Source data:
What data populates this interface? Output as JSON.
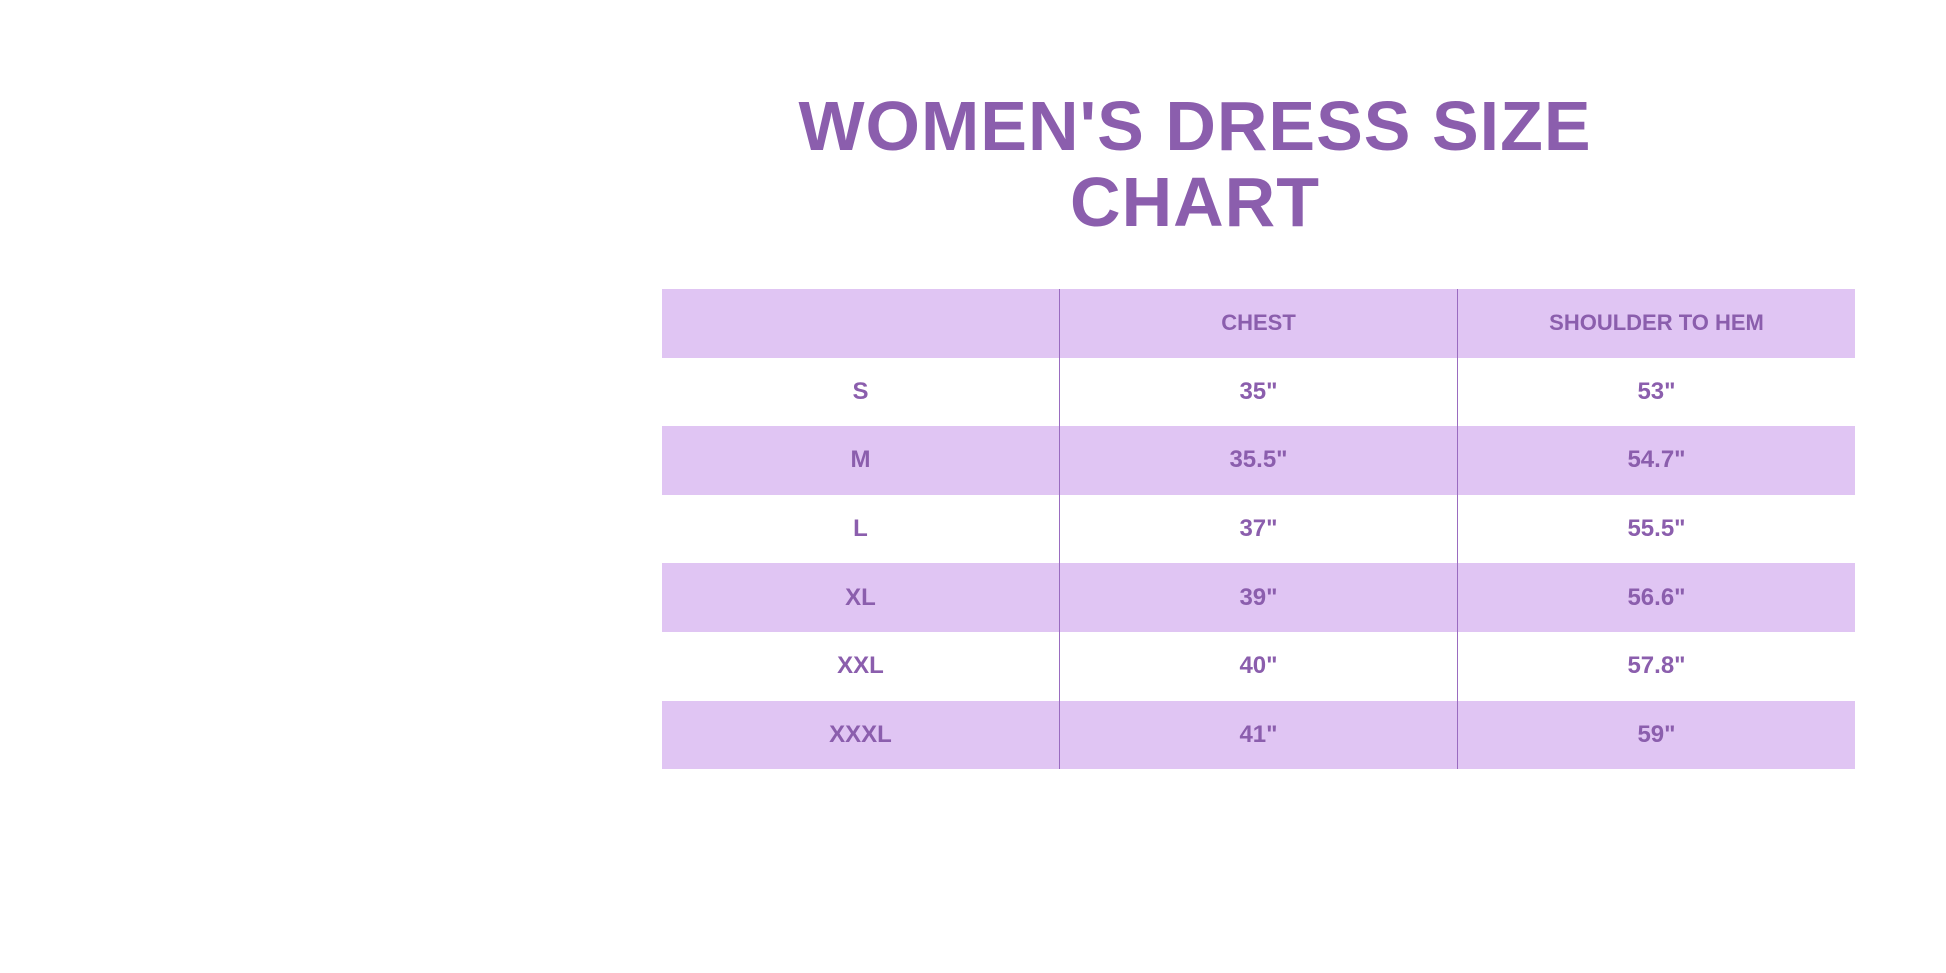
{
  "title": "WOMEN'S DRESS SIZE CHART",
  "colors": {
    "text": "#8b5ead",
    "shade": "#e0c5f3"
  },
  "table": {
    "headers": [
      "",
      "CHEST",
      "SHOULDER TO HEM"
    ],
    "rows": [
      [
        "S",
        "35\"",
        "53\""
      ],
      [
        "M",
        "35.5\"",
        "54.7\""
      ],
      [
        "L",
        "37\"",
        "55.5\""
      ],
      [
        "XL",
        "39\"",
        "56.6\""
      ],
      [
        "XXL",
        "40\"",
        "57.8\""
      ],
      [
        "XXXL",
        "41\"",
        "59\""
      ]
    ]
  }
}
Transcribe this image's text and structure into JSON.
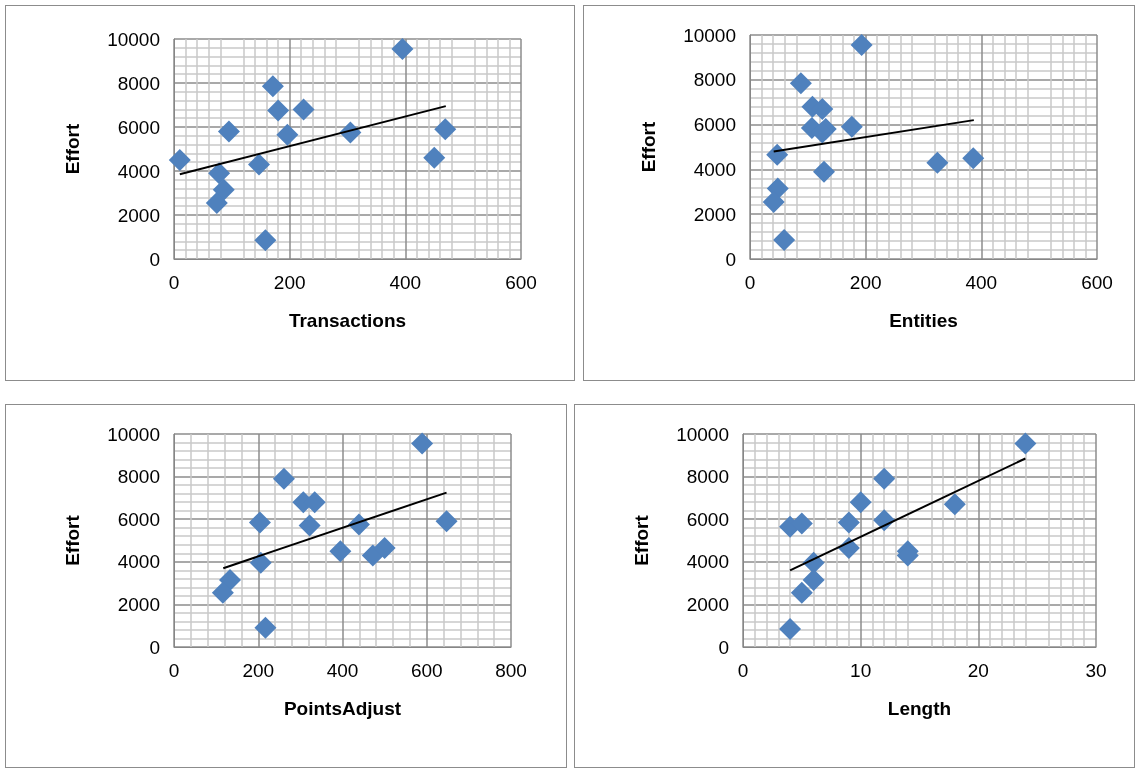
{
  "chart_data": [
    {
      "type": "scatter",
      "xlabel": "Transactions",
      "ylabel": "Effort",
      "xlim": [
        0,
        600
      ],
      "xticks": [
        0,
        200,
        400,
        600
      ],
      "ylim": [
        0,
        10000
      ],
      "yticks": [
        0,
        2000,
        4000,
        6000,
        8000,
        10000
      ],
      "grid": true,
      "series": [
        {
          "color": "#4f81bd",
          "marker": "diamond",
          "x": [
            10,
            78,
            86,
            74,
            95,
            147,
            158,
            171,
            180,
            196,
            224,
            305,
            395,
            450,
            469
          ],
          "values": [
            4500,
            3900,
            3150,
            2550,
            5800,
            4300,
            850,
            7850,
            6750,
            5650,
            6800,
            5750,
            9550,
            4600,
            5900
          ]
        },
        {
          "type": "line",
          "color": "#000000",
          "marker": "none",
          "x": [
            10,
            470
          ],
          "values": [
            3850,
            6950
          ]
        }
      ]
    },
    {
      "type": "scatter",
      "xlabel": "Entities",
      "ylabel": "Effort",
      "xlim": [
        0,
        600
      ],
      "xticks": [
        0,
        200,
        400,
        600
      ],
      "ylim": [
        0,
        10000
      ],
      "yticks": [
        0,
        2000,
        4000,
        6000,
        8000,
        10000
      ],
      "grid": true,
      "series": [
        {
          "color": "#4f81bd",
          "marker": "diamond",
          "x": [
            47,
            48,
            41,
            59,
            88,
            108,
            125,
            107,
            131,
            125,
            176,
            128,
            193,
            324,
            386
          ],
          "values": [
            4650,
            3150,
            2550,
            850,
            7850,
            6800,
            6700,
            5850,
            5800,
            5650,
            5900,
            3900,
            9550,
            4300,
            4500
          ]
        },
        {
          "type": "line",
          "color": "#000000",
          "marker": "none",
          "x": [
            41,
            387
          ],
          "values": [
            4800,
            6200
          ]
        }
      ]
    },
    {
      "type": "scatter",
      "xlabel": "PointsAdjust",
      "ylabel": "Effort",
      "xlim": [
        0,
        800
      ],
      "xticks": [
        0,
        200,
        400,
        600,
        800
      ],
      "ylim": [
        0,
        10000
      ],
      "yticks": [
        0,
        2000,
        4000,
        6000,
        8000,
        10000
      ],
      "grid": true,
      "series": [
        {
          "color": "#4f81bd",
          "marker": "diamond",
          "x": [
            589,
            261,
            307,
            334,
            204,
            322,
            439,
            647,
            395,
            472,
            500,
            206,
            133,
            116,
            217
          ],
          "values": [
            9550,
            7900,
            6800,
            6800,
            5850,
            5700,
            5750,
            5900,
            4500,
            4300,
            4650,
            3950,
            3150,
            2550,
            900
          ]
        },
        {
          "type": "line",
          "color": "#000000",
          "marker": "none",
          "x": [
            117,
            647
          ],
          "values": [
            3700,
            7250
          ]
        }
      ]
    },
    {
      "type": "scatter",
      "xlabel": "Length",
      "ylabel": "Effort",
      "xlim": [
        0,
        30
      ],
      "xticks": [
        0,
        10,
        20,
        30
      ],
      "ylim": [
        0,
        10000
      ],
      "yticks": [
        0,
        2000,
        4000,
        6000,
        8000,
        10000
      ],
      "grid": true,
      "series": [
        {
          "color": "#4f81bd",
          "marker": "diamond",
          "x": [
            4,
            5,
            6,
            6,
            5,
            4,
            9,
            9,
            10,
            12,
            12,
            14,
            14,
            18,
            24
          ],
          "values": [
            5650,
            5800,
            3950,
            3150,
            2550,
            850,
            5850,
            4650,
            6800,
            7900,
            5950,
            4500,
            4300,
            6700,
            9550
          ]
        },
        {
          "type": "line",
          "color": "#000000",
          "marker": "none",
          "x": [
            4,
            24
          ],
          "values": [
            3600,
            8850
          ]
        }
      ]
    }
  ]
}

**Problem to solve**
Counting only lines of the data above that hold "this", report the total and nothing else.

**Written answer**
2